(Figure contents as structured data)
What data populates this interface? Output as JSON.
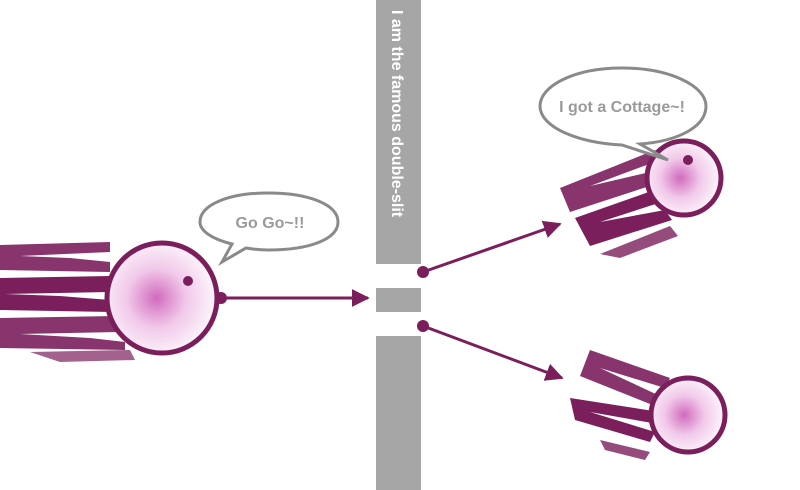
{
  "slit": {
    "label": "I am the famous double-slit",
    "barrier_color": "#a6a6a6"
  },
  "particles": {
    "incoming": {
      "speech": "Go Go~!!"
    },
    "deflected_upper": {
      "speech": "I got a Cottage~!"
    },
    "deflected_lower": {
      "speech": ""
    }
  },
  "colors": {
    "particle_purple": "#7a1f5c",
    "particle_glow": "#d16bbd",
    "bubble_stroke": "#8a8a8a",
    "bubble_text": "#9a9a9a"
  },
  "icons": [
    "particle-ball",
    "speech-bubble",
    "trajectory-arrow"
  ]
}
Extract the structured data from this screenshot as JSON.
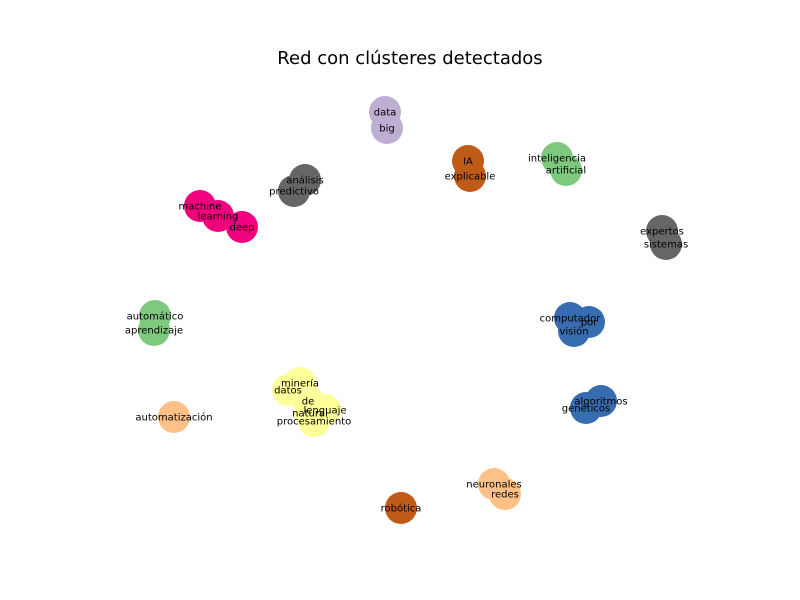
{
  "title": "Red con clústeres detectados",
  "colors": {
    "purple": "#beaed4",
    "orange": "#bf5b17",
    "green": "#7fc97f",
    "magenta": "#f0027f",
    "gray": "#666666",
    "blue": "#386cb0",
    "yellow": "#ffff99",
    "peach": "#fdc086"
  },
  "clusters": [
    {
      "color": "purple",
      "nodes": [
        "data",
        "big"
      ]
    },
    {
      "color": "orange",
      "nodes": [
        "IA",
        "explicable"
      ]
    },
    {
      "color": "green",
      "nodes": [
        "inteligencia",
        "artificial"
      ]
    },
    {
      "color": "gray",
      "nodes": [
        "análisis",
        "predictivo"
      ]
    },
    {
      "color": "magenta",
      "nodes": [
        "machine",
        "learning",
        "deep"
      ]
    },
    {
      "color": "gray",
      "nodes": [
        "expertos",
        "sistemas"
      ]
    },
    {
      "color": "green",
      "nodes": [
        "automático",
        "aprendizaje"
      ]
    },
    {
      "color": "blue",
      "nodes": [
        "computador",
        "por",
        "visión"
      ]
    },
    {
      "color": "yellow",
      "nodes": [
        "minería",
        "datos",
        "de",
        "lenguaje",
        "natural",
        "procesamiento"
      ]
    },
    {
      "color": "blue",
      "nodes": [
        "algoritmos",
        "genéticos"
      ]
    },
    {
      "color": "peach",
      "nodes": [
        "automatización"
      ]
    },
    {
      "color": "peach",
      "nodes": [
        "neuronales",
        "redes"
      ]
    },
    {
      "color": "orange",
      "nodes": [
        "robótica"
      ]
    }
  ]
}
==
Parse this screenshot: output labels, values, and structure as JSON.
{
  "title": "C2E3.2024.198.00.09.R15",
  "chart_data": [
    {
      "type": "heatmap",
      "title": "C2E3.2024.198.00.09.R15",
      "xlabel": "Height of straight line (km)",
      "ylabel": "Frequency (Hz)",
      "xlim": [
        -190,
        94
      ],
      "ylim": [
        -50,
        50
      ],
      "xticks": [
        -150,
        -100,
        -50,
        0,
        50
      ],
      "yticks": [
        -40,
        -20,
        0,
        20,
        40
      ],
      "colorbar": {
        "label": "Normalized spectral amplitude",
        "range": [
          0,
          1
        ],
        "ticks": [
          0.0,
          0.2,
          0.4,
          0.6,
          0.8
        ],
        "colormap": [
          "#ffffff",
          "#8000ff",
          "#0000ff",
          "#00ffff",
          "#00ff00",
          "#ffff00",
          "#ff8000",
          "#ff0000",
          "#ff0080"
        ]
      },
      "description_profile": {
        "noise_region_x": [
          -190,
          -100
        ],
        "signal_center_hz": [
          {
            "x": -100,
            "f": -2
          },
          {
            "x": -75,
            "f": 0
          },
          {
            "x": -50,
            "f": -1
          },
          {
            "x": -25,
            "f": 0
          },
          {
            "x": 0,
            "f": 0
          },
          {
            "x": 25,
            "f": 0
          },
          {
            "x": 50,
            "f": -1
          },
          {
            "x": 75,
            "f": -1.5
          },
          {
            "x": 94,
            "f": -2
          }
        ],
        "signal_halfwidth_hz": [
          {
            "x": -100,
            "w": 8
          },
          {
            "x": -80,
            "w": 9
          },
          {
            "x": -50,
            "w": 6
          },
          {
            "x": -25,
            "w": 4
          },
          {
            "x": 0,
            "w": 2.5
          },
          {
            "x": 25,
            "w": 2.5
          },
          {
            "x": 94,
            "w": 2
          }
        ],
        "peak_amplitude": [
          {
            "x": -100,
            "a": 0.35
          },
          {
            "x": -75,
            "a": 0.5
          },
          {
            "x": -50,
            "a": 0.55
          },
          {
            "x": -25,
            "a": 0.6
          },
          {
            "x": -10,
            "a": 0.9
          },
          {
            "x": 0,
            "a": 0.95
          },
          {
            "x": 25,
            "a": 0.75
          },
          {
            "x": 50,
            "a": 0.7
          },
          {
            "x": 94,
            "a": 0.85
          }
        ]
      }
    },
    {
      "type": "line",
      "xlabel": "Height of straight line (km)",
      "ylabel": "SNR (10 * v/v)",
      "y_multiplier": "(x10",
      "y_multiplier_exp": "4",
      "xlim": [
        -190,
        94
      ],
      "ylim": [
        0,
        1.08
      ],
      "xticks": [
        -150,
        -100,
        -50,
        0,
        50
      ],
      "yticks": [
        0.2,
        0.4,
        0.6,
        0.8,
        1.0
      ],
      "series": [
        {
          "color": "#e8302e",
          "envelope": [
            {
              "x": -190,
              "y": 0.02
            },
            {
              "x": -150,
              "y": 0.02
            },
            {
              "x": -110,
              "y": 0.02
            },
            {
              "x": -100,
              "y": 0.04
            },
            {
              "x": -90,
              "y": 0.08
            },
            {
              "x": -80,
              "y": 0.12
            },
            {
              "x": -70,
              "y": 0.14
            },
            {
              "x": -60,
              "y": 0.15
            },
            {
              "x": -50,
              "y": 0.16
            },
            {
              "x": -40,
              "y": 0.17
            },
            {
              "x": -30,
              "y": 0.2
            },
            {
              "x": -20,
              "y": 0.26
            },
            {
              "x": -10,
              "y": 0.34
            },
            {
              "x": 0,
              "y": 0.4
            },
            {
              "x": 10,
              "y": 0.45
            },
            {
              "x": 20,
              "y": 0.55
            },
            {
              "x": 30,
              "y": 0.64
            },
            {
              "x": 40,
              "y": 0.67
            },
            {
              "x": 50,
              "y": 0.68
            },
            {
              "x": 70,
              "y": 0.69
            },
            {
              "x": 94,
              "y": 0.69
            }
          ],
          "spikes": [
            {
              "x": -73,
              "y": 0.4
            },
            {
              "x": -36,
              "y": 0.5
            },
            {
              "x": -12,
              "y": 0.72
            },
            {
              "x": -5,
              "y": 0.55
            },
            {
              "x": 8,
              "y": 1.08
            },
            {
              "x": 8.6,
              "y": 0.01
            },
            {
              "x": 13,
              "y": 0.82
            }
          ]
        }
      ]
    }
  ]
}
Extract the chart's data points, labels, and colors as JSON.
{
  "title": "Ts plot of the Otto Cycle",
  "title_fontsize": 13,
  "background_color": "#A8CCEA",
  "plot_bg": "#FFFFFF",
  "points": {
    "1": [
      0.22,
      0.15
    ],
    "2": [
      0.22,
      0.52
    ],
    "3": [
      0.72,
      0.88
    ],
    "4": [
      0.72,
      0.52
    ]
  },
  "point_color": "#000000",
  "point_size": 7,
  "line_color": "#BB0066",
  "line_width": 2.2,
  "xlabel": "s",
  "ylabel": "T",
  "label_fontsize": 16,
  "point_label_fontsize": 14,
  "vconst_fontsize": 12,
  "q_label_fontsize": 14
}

* [Your objective]: How many lines in the records above contain the word "this"? Reply with the number alone.

* [Expected answer]: 3